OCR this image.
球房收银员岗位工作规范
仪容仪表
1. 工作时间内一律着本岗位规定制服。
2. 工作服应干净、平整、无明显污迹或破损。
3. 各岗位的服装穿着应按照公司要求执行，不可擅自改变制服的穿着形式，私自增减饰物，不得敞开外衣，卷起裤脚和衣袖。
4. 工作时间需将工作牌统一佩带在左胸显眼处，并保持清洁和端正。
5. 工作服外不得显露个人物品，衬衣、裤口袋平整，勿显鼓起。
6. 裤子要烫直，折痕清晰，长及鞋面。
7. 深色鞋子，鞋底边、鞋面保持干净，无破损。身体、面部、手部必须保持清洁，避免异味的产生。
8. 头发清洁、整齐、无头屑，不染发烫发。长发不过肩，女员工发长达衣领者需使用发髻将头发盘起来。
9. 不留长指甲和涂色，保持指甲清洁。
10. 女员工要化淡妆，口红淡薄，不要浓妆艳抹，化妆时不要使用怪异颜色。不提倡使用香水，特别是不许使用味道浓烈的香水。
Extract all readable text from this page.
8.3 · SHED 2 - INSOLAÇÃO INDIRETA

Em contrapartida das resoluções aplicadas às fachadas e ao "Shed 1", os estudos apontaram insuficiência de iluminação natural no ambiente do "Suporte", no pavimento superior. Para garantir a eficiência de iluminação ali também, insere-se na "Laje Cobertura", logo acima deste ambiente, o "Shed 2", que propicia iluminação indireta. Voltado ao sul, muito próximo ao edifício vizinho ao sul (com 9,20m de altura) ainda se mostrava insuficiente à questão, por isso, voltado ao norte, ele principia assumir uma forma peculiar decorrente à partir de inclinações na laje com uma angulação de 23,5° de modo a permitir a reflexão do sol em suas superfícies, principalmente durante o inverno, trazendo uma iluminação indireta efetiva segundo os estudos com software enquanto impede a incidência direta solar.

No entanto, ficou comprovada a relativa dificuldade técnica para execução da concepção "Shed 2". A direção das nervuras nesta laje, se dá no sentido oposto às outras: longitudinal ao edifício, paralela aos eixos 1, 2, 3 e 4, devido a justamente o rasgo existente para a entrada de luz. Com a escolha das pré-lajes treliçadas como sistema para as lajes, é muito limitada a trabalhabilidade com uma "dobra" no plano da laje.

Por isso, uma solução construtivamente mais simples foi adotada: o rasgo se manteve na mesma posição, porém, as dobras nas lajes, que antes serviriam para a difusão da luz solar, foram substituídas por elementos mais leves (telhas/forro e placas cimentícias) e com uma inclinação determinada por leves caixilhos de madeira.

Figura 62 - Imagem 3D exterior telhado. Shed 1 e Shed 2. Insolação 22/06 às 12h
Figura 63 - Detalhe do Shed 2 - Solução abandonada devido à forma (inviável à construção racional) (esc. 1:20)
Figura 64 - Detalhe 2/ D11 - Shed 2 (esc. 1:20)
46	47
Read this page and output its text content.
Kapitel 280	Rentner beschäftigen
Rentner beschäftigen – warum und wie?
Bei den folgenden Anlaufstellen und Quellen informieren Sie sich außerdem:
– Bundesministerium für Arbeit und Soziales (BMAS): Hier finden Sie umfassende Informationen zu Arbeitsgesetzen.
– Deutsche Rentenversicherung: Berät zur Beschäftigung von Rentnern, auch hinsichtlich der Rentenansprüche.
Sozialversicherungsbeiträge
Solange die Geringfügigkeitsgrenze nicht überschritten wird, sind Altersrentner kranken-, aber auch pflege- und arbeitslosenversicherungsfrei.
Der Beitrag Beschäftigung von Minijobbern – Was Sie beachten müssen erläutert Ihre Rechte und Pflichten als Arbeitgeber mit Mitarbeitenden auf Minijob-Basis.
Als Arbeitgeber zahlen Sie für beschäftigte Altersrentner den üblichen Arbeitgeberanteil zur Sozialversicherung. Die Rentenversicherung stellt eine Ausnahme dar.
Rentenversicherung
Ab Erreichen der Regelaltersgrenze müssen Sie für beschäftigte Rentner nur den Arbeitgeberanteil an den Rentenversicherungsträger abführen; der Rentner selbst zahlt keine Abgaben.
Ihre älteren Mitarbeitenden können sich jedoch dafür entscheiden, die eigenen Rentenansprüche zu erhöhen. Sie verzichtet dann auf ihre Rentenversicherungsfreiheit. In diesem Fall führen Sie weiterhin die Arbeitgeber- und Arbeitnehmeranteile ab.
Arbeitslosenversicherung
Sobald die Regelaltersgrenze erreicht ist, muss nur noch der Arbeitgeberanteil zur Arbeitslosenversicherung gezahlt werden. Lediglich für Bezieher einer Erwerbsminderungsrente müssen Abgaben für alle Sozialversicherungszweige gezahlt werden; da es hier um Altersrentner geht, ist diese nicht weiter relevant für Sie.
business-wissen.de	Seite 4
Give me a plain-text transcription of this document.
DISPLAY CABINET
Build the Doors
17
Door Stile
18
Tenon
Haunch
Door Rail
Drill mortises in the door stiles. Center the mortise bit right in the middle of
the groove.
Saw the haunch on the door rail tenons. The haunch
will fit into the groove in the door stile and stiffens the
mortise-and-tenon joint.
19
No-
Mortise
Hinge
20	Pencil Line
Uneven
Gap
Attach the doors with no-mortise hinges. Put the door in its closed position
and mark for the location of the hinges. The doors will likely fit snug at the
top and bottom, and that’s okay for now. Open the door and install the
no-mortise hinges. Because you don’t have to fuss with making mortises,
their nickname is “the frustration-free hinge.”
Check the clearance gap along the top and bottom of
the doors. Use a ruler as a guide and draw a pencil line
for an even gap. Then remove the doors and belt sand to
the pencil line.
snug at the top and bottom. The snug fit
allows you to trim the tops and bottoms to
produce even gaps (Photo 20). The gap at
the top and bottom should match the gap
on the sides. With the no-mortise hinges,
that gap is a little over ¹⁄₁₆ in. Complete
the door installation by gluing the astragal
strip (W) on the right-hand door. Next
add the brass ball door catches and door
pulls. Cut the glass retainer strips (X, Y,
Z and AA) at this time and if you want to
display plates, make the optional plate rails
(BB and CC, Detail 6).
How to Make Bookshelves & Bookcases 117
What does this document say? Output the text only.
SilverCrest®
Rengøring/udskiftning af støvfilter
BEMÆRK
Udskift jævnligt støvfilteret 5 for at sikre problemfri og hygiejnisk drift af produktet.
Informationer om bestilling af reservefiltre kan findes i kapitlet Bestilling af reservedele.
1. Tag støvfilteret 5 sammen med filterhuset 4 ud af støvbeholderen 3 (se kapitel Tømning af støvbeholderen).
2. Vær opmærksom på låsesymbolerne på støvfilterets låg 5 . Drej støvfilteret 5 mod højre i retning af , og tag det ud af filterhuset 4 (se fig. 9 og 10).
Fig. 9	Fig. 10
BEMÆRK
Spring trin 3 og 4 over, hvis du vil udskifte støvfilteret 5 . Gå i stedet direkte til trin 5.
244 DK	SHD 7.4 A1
____________________
▶ What you have to do:
Repeat the lines from the one containing "Give me a plain-text" through the end of the listing, exactly and without any other lines; both ends are included.

▶ Correct answer:
Give me a plain-text transcription of this document.
DISPLAY CABINET
Build the Doors
17
Door Stile
18
Tenon
Haunch
Door Rail
Drill mortises in the door stiles. Center the mortise bit right in the middle of
the groove.
Saw the haunch on the door rail tenons. The haunch
will fit into the groove in the door stile and stiffens the
mortise-and-tenon joint.
19
No-
Mortise
Hinge
20	Pencil Line
Uneven
Gap
Attach the doors with no-mortise hinges. Put the door in its closed position
and mark for the location of the hinges. The doors will likely fit snug at the
top and bottom, and that’s okay for now. Open the door and install the
no-mortise hinges. Because you don’t have to fuss with making mortises,
their nickname is “the frustration-free hinge.”
Check the clearance gap along the top and bottom of
the doors. Use a ruler as a guide and draw a pencil line
for an even gap. Then remove the doors and belt sand to
the pencil line.
snug at the top and bottom. The snug fit
allows you to trim the tops and bottoms to
produce even gaps (Photo 20). The gap at
the top and bottom should match the gap
on the sides. With the no-mortise hinges,
that gap is a little over ¹⁄₁₆ in. Complete
the door installation by gluing the astragal
strip (W) on the right-hand door. Next
add the brass ball door catches and door
pulls. Cut the glass retainer strips (X, Y,
Z and AA) at this time and if you want to
display plates, make the optional plate rails
(BB and CC, Detail 6).
How to Make Bookshelves & Bookcases 117
What does this document say? Output the text only.
SilverCrest®
Rengøring/udskiftning af støvfilter
BEMÆRK
Udskift jævnligt støvfilteret 5 for at sikre problemfri og hygiejnisk drift af produktet.
Informationer om bestilling af reservefiltre kan findes i kapitlet Bestilling af reservedele.
1. Tag støvfilteret 5 sammen med filterhuset 4 ud af støvbeholderen 3 (se kapitel Tømning af støvbeholderen).
2. Vær opmærksom på låsesymbolerne på støvfilterets låg 5 . Drej støvfilteret 5 mod højre i retning af , og tag det ud af filterhuset 4 (se fig. 9 og 10).
Fig. 9	Fig. 10
BEMÆRK
Spring trin 3 og 4 over, hvis du vil udskifte støvfilteret 5 . Gå i stedet direkte til trin 5.
244 DK	SHD 7.4 A1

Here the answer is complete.